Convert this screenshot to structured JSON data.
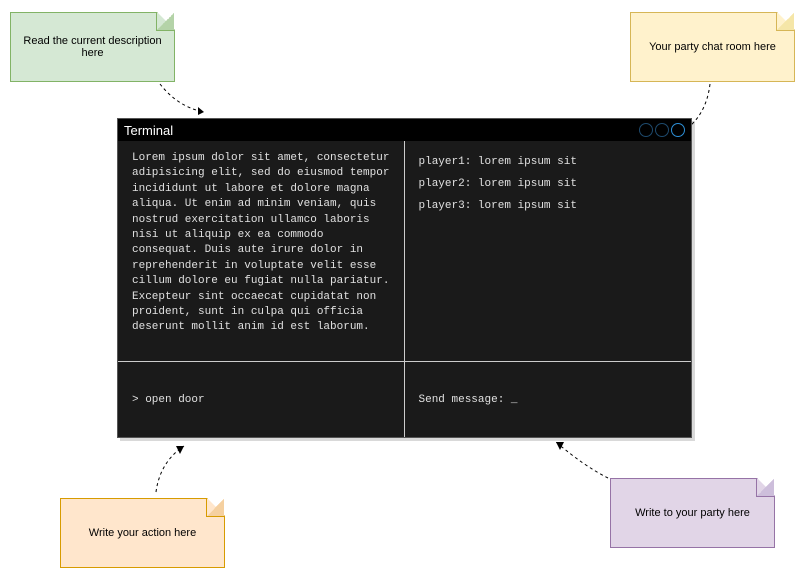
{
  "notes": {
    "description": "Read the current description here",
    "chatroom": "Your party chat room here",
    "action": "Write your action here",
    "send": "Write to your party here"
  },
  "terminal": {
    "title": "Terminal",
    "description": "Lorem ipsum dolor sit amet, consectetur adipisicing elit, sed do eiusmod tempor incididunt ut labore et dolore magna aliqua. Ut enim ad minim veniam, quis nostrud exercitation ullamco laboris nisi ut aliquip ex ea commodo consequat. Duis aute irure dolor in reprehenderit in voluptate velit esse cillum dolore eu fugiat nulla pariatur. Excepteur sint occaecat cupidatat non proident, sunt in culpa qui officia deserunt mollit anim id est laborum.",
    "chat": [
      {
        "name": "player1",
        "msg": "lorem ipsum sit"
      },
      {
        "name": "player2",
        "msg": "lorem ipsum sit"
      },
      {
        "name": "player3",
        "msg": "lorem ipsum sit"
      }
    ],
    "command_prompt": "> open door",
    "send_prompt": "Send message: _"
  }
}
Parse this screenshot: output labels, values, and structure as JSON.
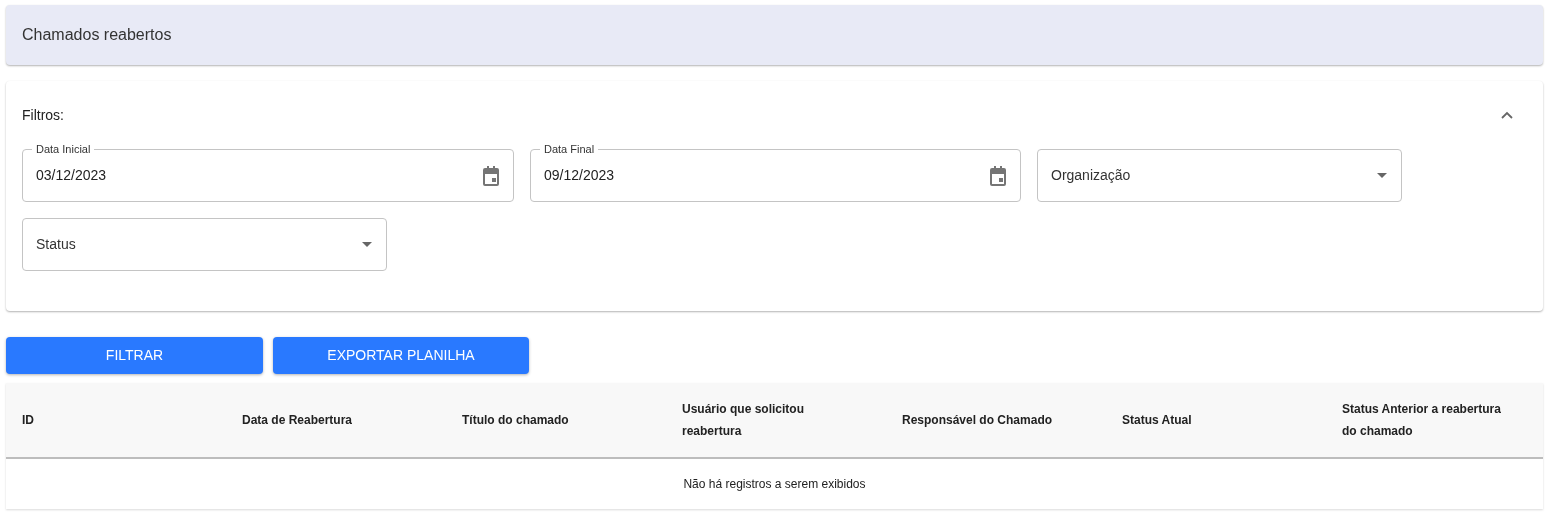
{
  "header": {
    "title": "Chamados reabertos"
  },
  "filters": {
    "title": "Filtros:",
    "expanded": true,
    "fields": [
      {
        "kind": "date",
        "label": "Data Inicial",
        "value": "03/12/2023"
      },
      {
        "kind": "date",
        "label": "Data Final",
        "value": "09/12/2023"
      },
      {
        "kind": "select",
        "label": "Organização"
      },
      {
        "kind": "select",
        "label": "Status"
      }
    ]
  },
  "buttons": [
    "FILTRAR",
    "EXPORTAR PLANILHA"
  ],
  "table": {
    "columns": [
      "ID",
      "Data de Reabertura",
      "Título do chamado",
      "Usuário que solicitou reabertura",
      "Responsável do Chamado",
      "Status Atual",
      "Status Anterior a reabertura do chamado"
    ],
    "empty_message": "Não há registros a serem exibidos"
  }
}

● What is being asked: Pull out all lines from the entries above in which the word "here" appears.

● Response to this task:
    "description": "Read the current description here",
    "chatroom": "Your party chat room here",
    "action": "Write your action here",
    "send": "Write to your party here"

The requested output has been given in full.